Task details: Tally the lines that contain the string "Share" and give the number by itself.
──────── Data rows
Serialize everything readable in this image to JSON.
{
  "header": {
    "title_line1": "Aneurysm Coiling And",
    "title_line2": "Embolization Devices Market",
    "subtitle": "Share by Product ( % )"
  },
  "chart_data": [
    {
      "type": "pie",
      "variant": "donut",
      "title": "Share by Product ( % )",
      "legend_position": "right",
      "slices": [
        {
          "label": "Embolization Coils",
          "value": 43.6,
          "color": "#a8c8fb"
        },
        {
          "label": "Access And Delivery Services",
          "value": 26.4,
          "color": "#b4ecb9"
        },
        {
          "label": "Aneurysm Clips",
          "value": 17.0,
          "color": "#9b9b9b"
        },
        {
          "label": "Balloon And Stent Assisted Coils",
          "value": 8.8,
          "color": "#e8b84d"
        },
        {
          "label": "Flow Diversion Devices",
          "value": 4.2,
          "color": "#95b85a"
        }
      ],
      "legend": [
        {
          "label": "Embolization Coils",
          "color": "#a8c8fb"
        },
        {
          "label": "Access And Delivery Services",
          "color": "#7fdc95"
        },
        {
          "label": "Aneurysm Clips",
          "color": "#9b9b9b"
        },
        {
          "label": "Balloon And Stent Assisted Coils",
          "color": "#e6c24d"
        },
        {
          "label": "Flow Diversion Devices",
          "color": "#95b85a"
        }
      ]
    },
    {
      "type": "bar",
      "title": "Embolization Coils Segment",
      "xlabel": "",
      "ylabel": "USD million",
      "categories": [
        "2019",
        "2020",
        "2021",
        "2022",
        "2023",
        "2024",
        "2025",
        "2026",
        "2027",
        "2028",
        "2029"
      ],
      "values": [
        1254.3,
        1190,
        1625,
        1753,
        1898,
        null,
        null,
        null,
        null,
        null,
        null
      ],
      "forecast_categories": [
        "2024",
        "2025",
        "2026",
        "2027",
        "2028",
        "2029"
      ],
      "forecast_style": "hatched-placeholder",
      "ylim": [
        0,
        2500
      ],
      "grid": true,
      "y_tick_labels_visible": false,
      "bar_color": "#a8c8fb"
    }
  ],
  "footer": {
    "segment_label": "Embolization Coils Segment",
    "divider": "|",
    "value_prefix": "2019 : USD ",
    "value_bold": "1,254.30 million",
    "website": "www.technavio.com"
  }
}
────────────────
Exercise output: 2